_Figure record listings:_
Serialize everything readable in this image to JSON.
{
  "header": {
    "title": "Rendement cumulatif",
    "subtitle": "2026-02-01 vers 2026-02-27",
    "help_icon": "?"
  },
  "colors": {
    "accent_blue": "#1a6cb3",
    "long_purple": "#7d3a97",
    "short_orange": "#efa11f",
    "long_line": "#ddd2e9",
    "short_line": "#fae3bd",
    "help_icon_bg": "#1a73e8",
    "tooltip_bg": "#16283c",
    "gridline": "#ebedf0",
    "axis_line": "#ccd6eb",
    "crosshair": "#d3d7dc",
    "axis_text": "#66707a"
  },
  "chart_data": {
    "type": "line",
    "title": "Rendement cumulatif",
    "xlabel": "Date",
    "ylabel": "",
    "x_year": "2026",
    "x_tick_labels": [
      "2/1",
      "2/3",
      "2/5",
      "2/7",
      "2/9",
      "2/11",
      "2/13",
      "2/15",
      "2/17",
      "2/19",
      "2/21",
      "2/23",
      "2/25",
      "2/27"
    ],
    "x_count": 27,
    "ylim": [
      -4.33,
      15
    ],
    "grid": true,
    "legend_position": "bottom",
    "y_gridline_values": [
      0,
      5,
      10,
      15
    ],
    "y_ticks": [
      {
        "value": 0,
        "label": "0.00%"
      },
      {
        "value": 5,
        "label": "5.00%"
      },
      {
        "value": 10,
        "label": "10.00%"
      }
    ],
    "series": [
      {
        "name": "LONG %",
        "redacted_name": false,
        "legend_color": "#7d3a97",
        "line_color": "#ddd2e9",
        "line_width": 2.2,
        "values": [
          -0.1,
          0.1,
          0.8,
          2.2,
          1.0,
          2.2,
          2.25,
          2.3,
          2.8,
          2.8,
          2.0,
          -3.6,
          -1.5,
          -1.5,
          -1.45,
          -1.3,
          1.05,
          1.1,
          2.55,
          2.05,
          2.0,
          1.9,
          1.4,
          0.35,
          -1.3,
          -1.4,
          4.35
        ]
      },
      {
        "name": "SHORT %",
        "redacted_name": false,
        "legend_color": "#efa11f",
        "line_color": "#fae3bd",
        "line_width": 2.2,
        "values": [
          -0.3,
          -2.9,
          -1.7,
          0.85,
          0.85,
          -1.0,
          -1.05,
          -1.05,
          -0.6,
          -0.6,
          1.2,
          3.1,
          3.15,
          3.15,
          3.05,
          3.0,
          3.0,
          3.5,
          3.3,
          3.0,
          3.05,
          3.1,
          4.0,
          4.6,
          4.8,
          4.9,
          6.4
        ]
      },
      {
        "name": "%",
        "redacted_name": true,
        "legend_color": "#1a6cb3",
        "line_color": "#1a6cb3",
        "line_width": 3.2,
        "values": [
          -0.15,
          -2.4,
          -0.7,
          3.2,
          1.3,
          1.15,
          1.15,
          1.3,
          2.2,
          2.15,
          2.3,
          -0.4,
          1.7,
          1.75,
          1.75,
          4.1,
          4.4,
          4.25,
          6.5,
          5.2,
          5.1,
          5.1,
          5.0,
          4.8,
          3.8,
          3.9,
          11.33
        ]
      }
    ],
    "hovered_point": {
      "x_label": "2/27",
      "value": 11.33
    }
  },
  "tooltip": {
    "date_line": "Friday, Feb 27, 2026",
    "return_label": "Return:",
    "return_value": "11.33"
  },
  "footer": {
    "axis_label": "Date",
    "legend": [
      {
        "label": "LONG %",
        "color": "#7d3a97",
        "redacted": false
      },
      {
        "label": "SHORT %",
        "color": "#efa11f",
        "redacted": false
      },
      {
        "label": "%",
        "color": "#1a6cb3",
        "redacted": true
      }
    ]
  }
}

_What is asked:_
Can you give every line above again, exactly as written?

_Final result:_
Serialize everything readable in this image to JSON.
{
  "header": {
    "title": "Rendement cumulatif",
    "subtitle": "2026-02-01 vers 2026-02-27",
    "help_icon": "?"
  },
  "colors": {
    "accent_blue": "#1a6cb3",
    "long_purple": "#7d3a97",
    "short_orange": "#efa11f",
    "long_line": "#ddd2e9",
    "short_line": "#fae3bd",
    "help_icon_bg": "#1a73e8",
    "tooltip_bg": "#16283c",
    "gridline": "#ebedf0",
    "axis_line": "#ccd6eb",
    "crosshair": "#d3d7dc",
    "axis_text": "#66707a"
  },
  "chart_data": {
    "type": "line",
    "title": "Rendement cumulatif",
    "xlabel": "Date",
    "ylabel": "",
    "x_year": "2026",
    "x_tick_labels": [
      "2/1",
      "2/3",
      "2/5",
      "2/7",
      "2/9",
      "2/11",
      "2/13",
      "2/15",
      "2/17",
      "2/19",
      "2/21",
      "2/23",
      "2/25",
      "2/27"
    ],
    "x_count": 27,
    "ylim": [
      -4.33,
      15
    ],
    "grid": true,
    "legend_position": "bottom",
    "y_gridline_values": [
      0,
      5,
      10,
      15
    ],
    "y_ticks": [
      {
        "value": 0,
        "label": "0.00%"
      },
      {
        "value": 5,
        "label": "5.00%"
      },
      {
        "value": 10,
        "label": "10.00%"
      }
    ],
    "series": [
      {
        "name": "LONG %",
        "redacted_name": false,
        "legend_color": "#7d3a97",
        "line_color": "#ddd2e9",
        "line_width": 2.2,
        "values": [
          -0.1,
          0.1,
          0.8,
          2.2,
          1.0,
          2.2,
          2.25,
          2.3,
          2.8,
          2.8,
          2.0,
          -3.6,
          -1.5,
          -1.5,
          -1.45,
          -1.3,
          1.05,
          1.1,
          2.55,
          2.05,
          2.0,
          1.9,
          1.4,
          0.35,
          -1.3,
          -1.4,
          4.35
        ]
      },
      {
        "name": "SHORT %",
        "redacted_name": false,
        "legend_color": "#efa11f",
        "line_color": "#fae3bd",
        "line_width": 2.2,
        "values": [
          -0.3,
          -2.9,
          -1.7,
          0.85,
          0.85,
          -1.0,
          -1.05,
          -1.05,
          -0.6,
          -0.6,
          1.2,
          3.1,
          3.15,
          3.15,
          3.05,
          3.0,
          3.0,
          3.5,
          3.3,
          3.0,
          3.05,
          3.1,
          4.0,
          4.6,
          4.8,
          4.9,
          6.4
        ]
      },
      {
        "name": "%",
        "redacted_name": true,
        "legend_color": "#1a6cb3",
        "line_color": "#1a6cb3",
        "line_width": 3.2,
        "values": [
          -0.15,
          -2.4,
          -0.7,
          3.2,
          1.3,
          1.15,
          1.15,
          1.3,
          2.2,
          2.15,
          2.3,
          -0.4,
          1.7,
          1.75,
          1.75,
          4.1,
          4.4,
          4.25,
          6.5,
          5.2,
          5.1,
          5.1,
          5.0,
          4.8,
          3.8,
          3.9,
          11.33
        ]
      }
    ],
    "hovered_point": {
      "x_label": "2/27",
      "value": 11.33
    }
  },
  "tooltip": {
    "date_line": "Friday, Feb 27, 2026",
    "return_label": "Return:",
    "return_value": "11.33"
  },
  "footer": {
    "axis_label": "Date",
    "legend": [
      {
        "label": "LONG %",
        "color": "#7d3a97",
        "redacted": false
      },
      {
        "label": "SHORT %",
        "color": "#efa11f",
        "redacted": false
      },
      {
        "label": "%",
        "color": "#1a6cb3",
        "redacted": true
      }
    ]
  }
}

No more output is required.